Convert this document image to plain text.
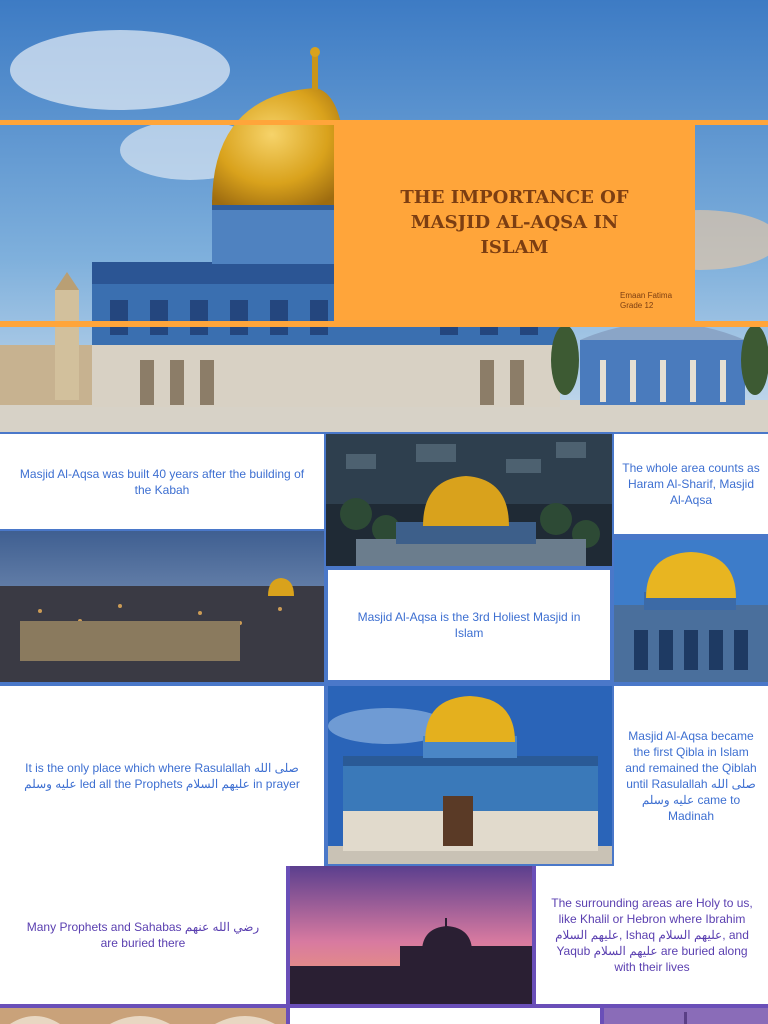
THE IMPORTANCE OF MASJID AL-AQSA IN ISLAM
Emaan Fatima
Grade 12
Masjid Al-Aqsa was built 40 years after the building of the Kabah
The whole area counts as Haram Al-Sharif, Masjid Al-Aqsa
Masjid Al-Aqsa is the 3rd Holiest Masjid in Islam
It is the only place which where Rasulallah صلى الله عليه وسلم led all the Prophets عليهم السلام in prayer
Masjid Al-Aqsa became the first Qibla in Islam and remained the Qiblah until Rasulallah صلى الله عليه وسلم came to Madinah
Many Prophets and Sahabas رضي الله عنهم are buried there
The surrounding areas are Holy to us, like Khalil or Hebron where Ibrahim عليهم السلام, Ishaq عليهم السلام, and Yaqub عليهم السلام are buried along with their lives
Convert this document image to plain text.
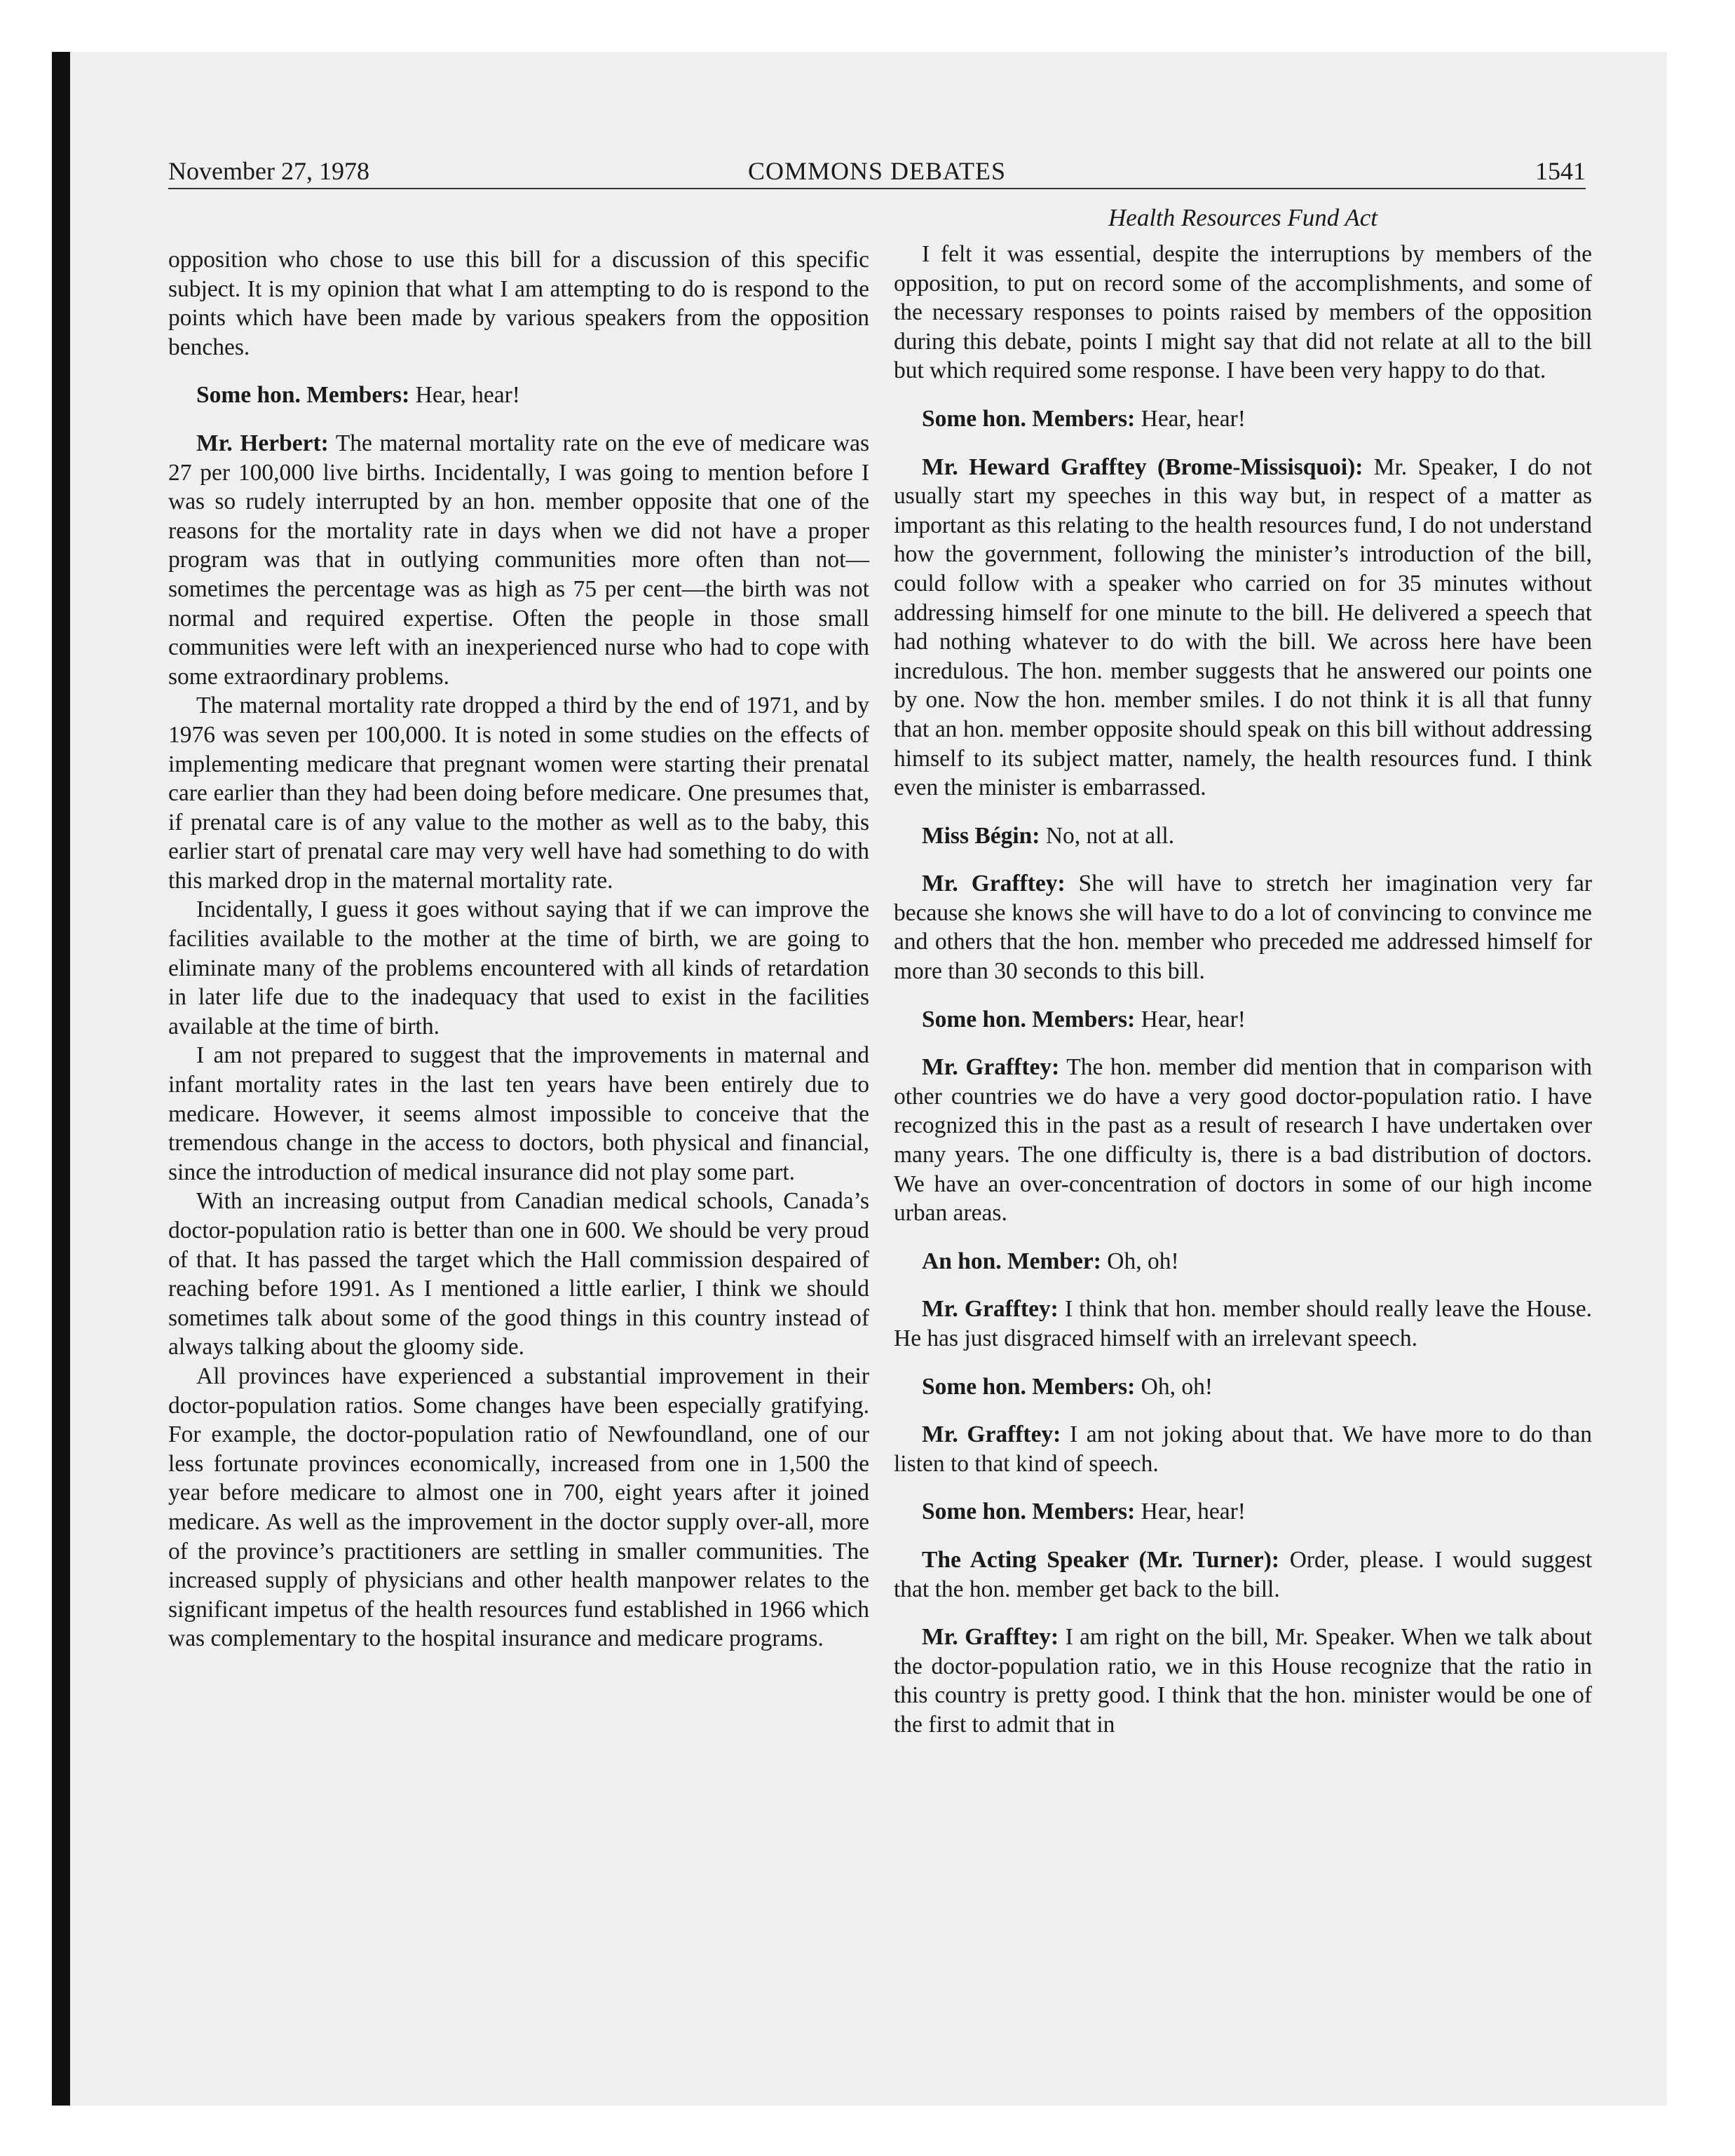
November 27, 1978	COMMONS DEBATES	1541

opposition who chose to use this bill for a discussion of this specific subject. It is my opinion that what I am attempting to do is respond to the points which have been made by various speakers from the opposition benches.

Some hon. Members: Hear, hear!

Mr. Herbert: The maternal mortality rate on the eve of medicare was 27 per 100,000 live births. Incidentally, I was going to mention before I was so rudely interrupted by an hon. member opposite that one of the reasons for the mortality rate in days when we did not have a proper program was that in outlying communities more often than not—sometimes the percentage was as high as 75 per cent—the birth was not normal and required expertise. Often the people in those small communities were left with an inexperienced nurse who had to cope with some extraordinary problems.

The maternal mortality rate dropped a third by the end of 1971, and by 1976 was seven per 100,000. It is noted in some studies on the effects of implementing medicare that pregnant women were starting their prenatal care earlier than they had been doing before medicare. One presumes that, if prenatal care is of any value to the mother as well as to the baby, this earlier start of prenatal care may very well have had something to do with this marked drop in the maternal mortality rate.

Incidentally, I guess it goes without saying that if we can improve the facilities available to the mother at the time of birth, we are going to eliminate many of the problems encountered with all kinds of retardation in later life due to the inadequacy that used to exist in the facilities available at the time of birth.

I am not prepared to suggest that the improvements in maternal and infant mortality rates in the last ten years have been entirely due to medicare. However, it seems almost impossible to conceive that the tremendous change in the access to doctors, both physical and financial, since the introduction of medical insurance did not play some part.

With an increasing output from Canadian medical schools, Canada’s doctor-population ratio is better than one in 600. We should be very proud of that. It has passed the target which the Hall commission despaired of reaching before 1991. As I mentioned a little earlier, I think we should sometimes talk about some of the good things in this country instead of always talking about the gloomy side.

All provinces have experienced a substantial improvement in their doctor-population ratios. Some changes have been especially gratifying. For example, the doctor-population ratio of Newfoundland, one of our less fortunate provinces economically, increased from one in 1,500 the year before medicare to almost one in 700, eight years after it joined medicare. As well as the improvement in the doctor supply over-all, more of the province’s practitioners are settling in smaller communities. The increased supply of physicians and other health manpower relates to the significant impetus of the health resources fund established in 1966 which was complementary to the hospital insurance and medicare programs.

Health Resources Fund Act

I felt it was essential, despite the interruptions by members of the opposition, to put on record some of the accomplishments, and some of the necessary responses to points raised by members of the opposition during this debate, points I might say that did not relate at all to the bill but which required some response. I have been very happy to do that.

Some hon. Members: Hear, hear!

Mr. Heward Grafftey (Brome-Missisquoi): Mr. Speaker, I do not usually start my speeches in this way but, in respect of a matter as important as this relating to the health resources fund, I do not understand how the government, following the minister’s introduction of the bill, could follow with a speaker who carried on for 35 minutes without addressing himself for one minute to the bill. He delivered a speech that had nothing whatever to do with the bill. We across here have been incredulous. The hon. member suggests that he answered our points one by one. Now the hon. member smiles. I do not think it is all that funny that an hon. member opposite should speak on this bill without addressing himself to its subject matter, namely, the health resources fund. I think even the minister is embarrassed.

Miss Bégin: No, not at all.

Mr. Grafftey: She will have to stretch her imagination very far because she knows she will have to do a lot of convincing to convince me and others that the hon. member who preceded me addressed himself for more than 30 seconds to this bill.

Some hon. Members: Hear, hear!

Mr. Grafftey: The hon. member did mention that in comparison with other countries we do have a very good doctor-population ratio. I have recognized this in the past as a result of research I have undertaken over many years. The one difficulty is, there is a bad distribution of doctors. We have an over-concentration of doctors in some of our high income urban areas.

An hon. Member: Oh, oh!

Mr. Grafftey: I think that hon. member should really leave the House. He has just disgraced himself with an irrelevant speech.

Some hon. Members: Oh, oh!

Mr. Grafftey: I am not joking about that. We have more to do than listen to that kind of speech.

Some hon. Members: Hear, hear!

The Acting Speaker (Mr. Turner): Order, please. I would suggest that the hon. member get back to the bill.

Mr. Grafftey: I am right on the bill, Mr. Speaker. When we talk about the doctor-population ratio, we in this House recognize that the ratio in this country is pretty good. I think that the hon. minister would be one of the first to admit that in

★ ★ ★ ★ ★ ★ ★

Set every line down exactly as written, leaving each picture out.

Task result -
Convert this document image to plain text.
THE IMPORTANCE OF MASJID AL-AQSA IN ISLAM
Emaan Fatima
Grade 12
Masjid Al-Aqsa was built 40 years after the building of the Kabah
The whole area counts as Haram Al-Sharif, Masjid Al-Aqsa
Masjid Al-Aqsa is the 3rd Holiest Masjid in Islam
It is the only place which where Rasulallah صلى الله عليه وسلم led all the Prophets عليهم السلام in prayer
Masjid Al-Aqsa became the first Qibla in Islam and remained the Qiblah until Rasulallah صلى الله عليه وسلم came to Madinah
Many Prophets and Sahabas رضي الله عنهم are buried there
The surrounding areas are Holy to us, like Khalil or Hebron where Ibrahim عليهم السلام, Ishaq عليهم السلام, and Yaqub عليهم السلام are buried along with their lives
Convert this document image to plain text.
November 27, 1978	COMMONS DEBATES	1541

opposition who chose to use this bill for a discussion of this specific subject. It is my opinion that what I am attempting to do is respond to the points which have been made by various speakers from the opposition benches.

Some hon. Members: Hear, hear!

Mr. Herbert: The maternal mortality rate on the eve of medicare was 27 per 100,000 live births. Incidentally, I was going to mention before I was so rudely interrupted by an hon. member opposite that one of the reasons for the mortality rate in days when we did not have a proper program was that in outlying communities more often than not—sometimes the percentage was as high as 75 per cent—the birth was not normal and required expertise. Often the people in those small communities were left with an inexperienced nurse who had to cope with some extraordinary problems.

The maternal mortality rate dropped a third by the end of 1971, and by 1976 was seven per 100,000. It is noted in some studies on the effects of implementing medicare that pregnant women were starting their prenatal care earlier than they had been doing before medicare. One presumes that, if prenatal care is of any value to the mother as well as to the baby, this earlier start of prenatal care may very well have had something to do with this marked drop in the maternal mortality rate.

Incidentally, I guess it goes without saying that if we can improve the facilities available to the mother at the time of birth, we are going to eliminate many of the problems encountered with all kinds of retardation in later life due to the inadequacy that used to exist in the facilities available at the time of birth.

I am not prepared to suggest that the improvements in maternal and infant mortality rates in the last ten years have been entirely due to medicare. However, it seems almost impossible to conceive that the tremendous change in the access to doctors, both physical and financial, since the introduction of medical insurance did not play some part.

With an increasing output from Canadian medical schools, Canada’s doctor-population ratio is better than one in 600. We should be very proud of that. It has passed the target which the Hall commission despaired of reaching before 1991. As I mentioned a little earlier, I think we should sometimes talk about some of the good things in this country instead of always talking about the gloomy side.

All provinces have experienced a substantial improvement in their doctor-population ratios. Some changes have been especially gratifying. For example, the doctor-population ratio of Newfoundland, one of our less fortunate provinces economically, increased from one in 1,500 the year before medicare to almost one in 700, eight years after it joined medicare. As well as the improvement in the doctor supply over-all, more of the province’s practitioners are settling in smaller communities. The increased supply of physicians and other health manpower relates to the significant impetus of the health resources fund established in 1966 which was complementary to the hospital insurance and medicare programs.

Health Resources Fund Act

I felt it was essential, despite the interruptions by members of the opposition, to put on record some of the accomplishments, and some of the necessary responses to points raised by members of the opposition during this debate, points I might say that did not relate at all to the bill but which required some response. I have been very happy to do that.

Some hon. Members: Hear, hear!

Mr. Heward Grafftey (Brome-Missisquoi): Mr. Speaker, I do not usually start my speeches in this way but, in respect of a matter as important as this relating to the health resources fund, I do not understand how the government, following the minister’s introduction of the bill, could follow with a speaker who carried on for 35 minutes without addressing himself for one minute to the bill. He delivered a speech that had nothing whatever to do with the bill. We across here have been incredulous. The hon. member suggests that he answered our points one by one. Now the hon. member smiles. I do not think it is all that funny that an hon. member opposite should speak on this bill without addressing himself to its subject matter, namely, the health resources fund. I think even the minister is embarrassed.

Miss Bégin: No, not at all.

Mr. Grafftey: She will have to stretch her imagination very far because she knows she will have to do a lot of convincing to convince me and others that the hon. member who preceded me addressed himself for more than 30 seconds to this bill.

Some hon. Members: Hear, hear!

Mr. Grafftey: The hon. member did mention that in comparison with other countries we do have a very good doctor-population ratio. I have recognized this in the past as a result of research I have undertaken over many years. The one difficulty is, there is a bad distribution of doctors. We have an over-concentration of doctors in some of our high income urban areas.

An hon. Member: Oh, oh!

Mr. Grafftey: I think that hon. member should really leave the House. He has just disgraced himself with an irrelevant speech.

Some hon. Members: Oh, oh!

Mr. Grafftey: I am not joking about that. We have more to do than listen to that kind of speech.

Some hon. Members: Hear, hear!

The Acting Speaker (Mr. Turner): Order, please. I would suggest that the hon. member get back to the bill.

Mr. Grafftey: I am right on the bill, Mr. Speaker. When we talk about the doctor-population ratio, we in this House recognize that the ratio in this country is pretty good. I think that the hon. minister would be one of the first to admit that in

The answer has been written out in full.